___ THE RECORDS
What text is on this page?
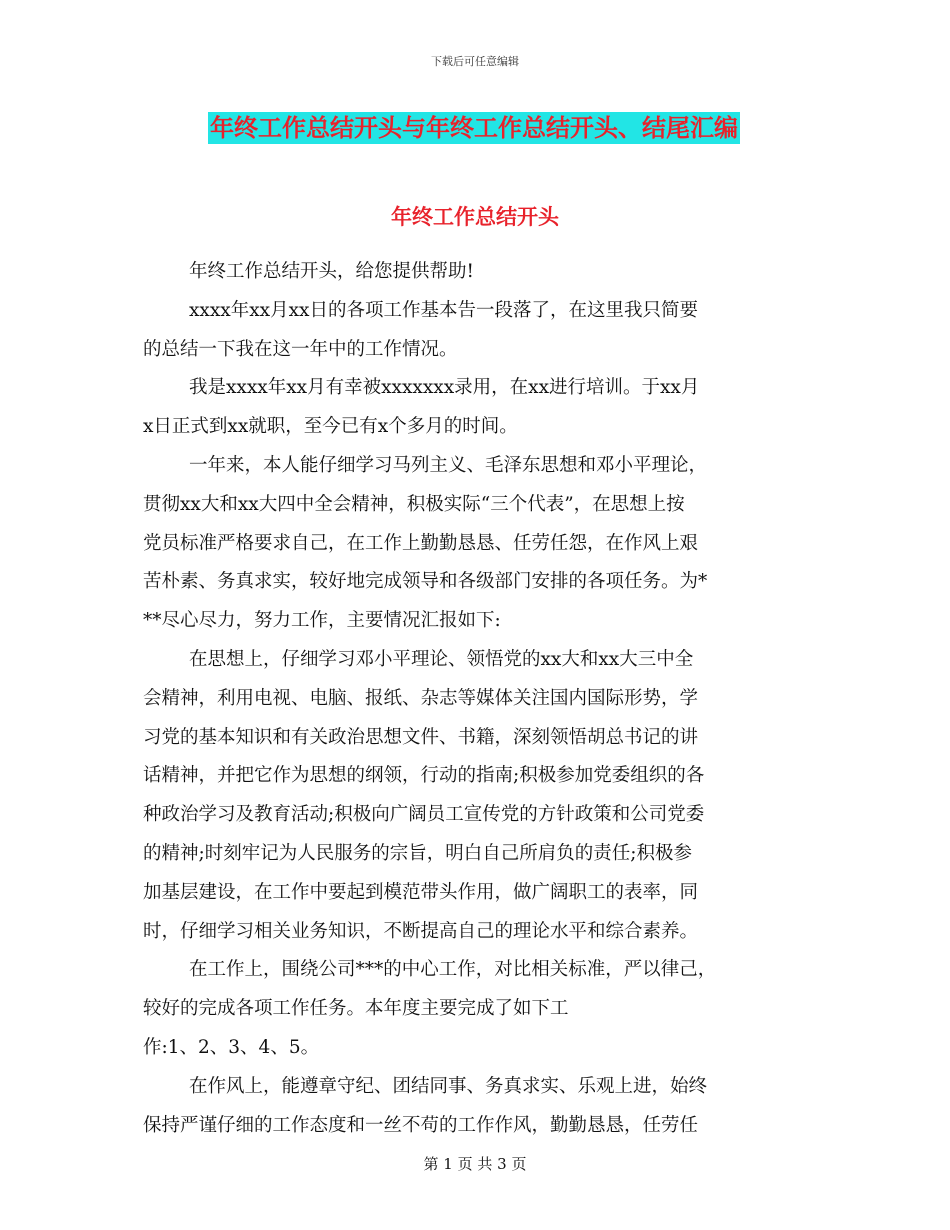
下载后可任意编辑
年终工作总结开头与年终工作总结开头、结尾汇编
年终工作总结开头
年终工作总结开头，给您提供帮助!
xxxx年xx月xx日的各项工作基本告一段落了，在这里我只简要
的总结一下我在这一年中的工作情况。
我是xxxx年xx月有幸被xxxxxxx录用，在xx进行培训。于xx月
x日正式到xx就职，至今已有x个多月的时间。
一年来，本人能仔细学习马列主义、毛泽东思想和邓小平理论，
贯彻xx大和xx大四中全会精神，积极实际“三个代表”，在思想上按
党员标准严格要求自己，在工作上勤勤恳恳、任劳任怨，在作风上艰
苦朴素、务真求实，较好地完成领导和各级部门安排的各项任务。为*
**尽心尽力，努力工作，主要情况汇报如下:
在思想上，仔细学习邓小平理论、领悟党的xx大和xx大三中全
会精神，利用电视、电脑、报纸、杂志等媒体关注国内国际形势，学
习党的基本知识和有关政治思想文件、书籍，深刻领悟胡总书记的讲
话精神，并把它作为思想的纲领，行动的指南;积极参加党委组织的各
种政治学习及教育活动;积极向广阔员工宣传党的方针政策和公司党委
的精神;时刻牢记为人民服务的宗旨，明白自己所肩负的责任;积极参
加基层建设，在工作中要起到模范带头作用，做广阔职工的表率，同
时，仔细学习相关业务知识，不断提高自己的理论水平和综合素养。
在工作上，围绕公司***的中心工作，对比相关标准，严以律己，
较好的完成各项工作任务。本年度主要完成了如下工
作:1、2、3、4、5。
在作风上，能遵章守纪、团结同事、务真求实、乐观上进，始终
保持严谨仔细的工作态度和一丝不苟的工作作风，勤勤恳恳，任劳任
第 1 页 共 3 页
______
REQUIRED TASK: Give the data again exactly as written, with all pictures left out.

OUTPUT:
What text is on this page?
下载后可任意编辑
年终工作总结开头与年终工作总结开头、结尾汇编
年终工作总结开头
年终工作总结开头，给您提供帮助!
xxxx年xx月xx日的各项工作基本告一段落了，在这里我只简要
的总结一下我在这一年中的工作情况。
我是xxxx年xx月有幸被xxxxxxx录用，在xx进行培训。于xx月
x日正式到xx就职，至今已有x个多月的时间。
一年来，本人能仔细学习马列主义、毛泽东思想和邓小平理论，
贯彻xx大和xx大四中全会精神，积极实际“三个代表”，在思想上按
党员标准严格要求自己，在工作上勤勤恳恳、任劳任怨，在作风上艰
苦朴素、务真求实，较好地完成领导和各级部门安排的各项任务。为*
**尽心尽力，努力工作，主要情况汇报如下:
在思想上，仔细学习邓小平理论、领悟党的xx大和xx大三中全
会精神，利用电视、电脑、报纸、杂志等媒体关注国内国际形势，学
习党的基本知识和有关政治思想文件、书籍，深刻领悟胡总书记的讲
话精神，并把它作为思想的纲领，行动的指南;积极参加党委组织的各
种政治学习及教育活动;积极向广阔员工宣传党的方针政策和公司党委
的精神;时刻牢记为人民服务的宗旨，明白自己所肩负的责任;积极参
加基层建设，在工作中要起到模范带头作用，做广阔职工的表率，同
时，仔细学习相关业务知识，不断提高自己的理论水平和综合素养。
在工作上，围绕公司***的中心工作，对比相关标准，严以律己，
较好的完成各项工作任务。本年度主要完成了如下工
作:1、2、3、4、5。
在作风上，能遵章守纪、团结同事、务真求实、乐观上进，始终
保持严谨仔细的工作态度和一丝不苟的工作作风，勤勤恳恳，任劳任
第 1 页 共 3 页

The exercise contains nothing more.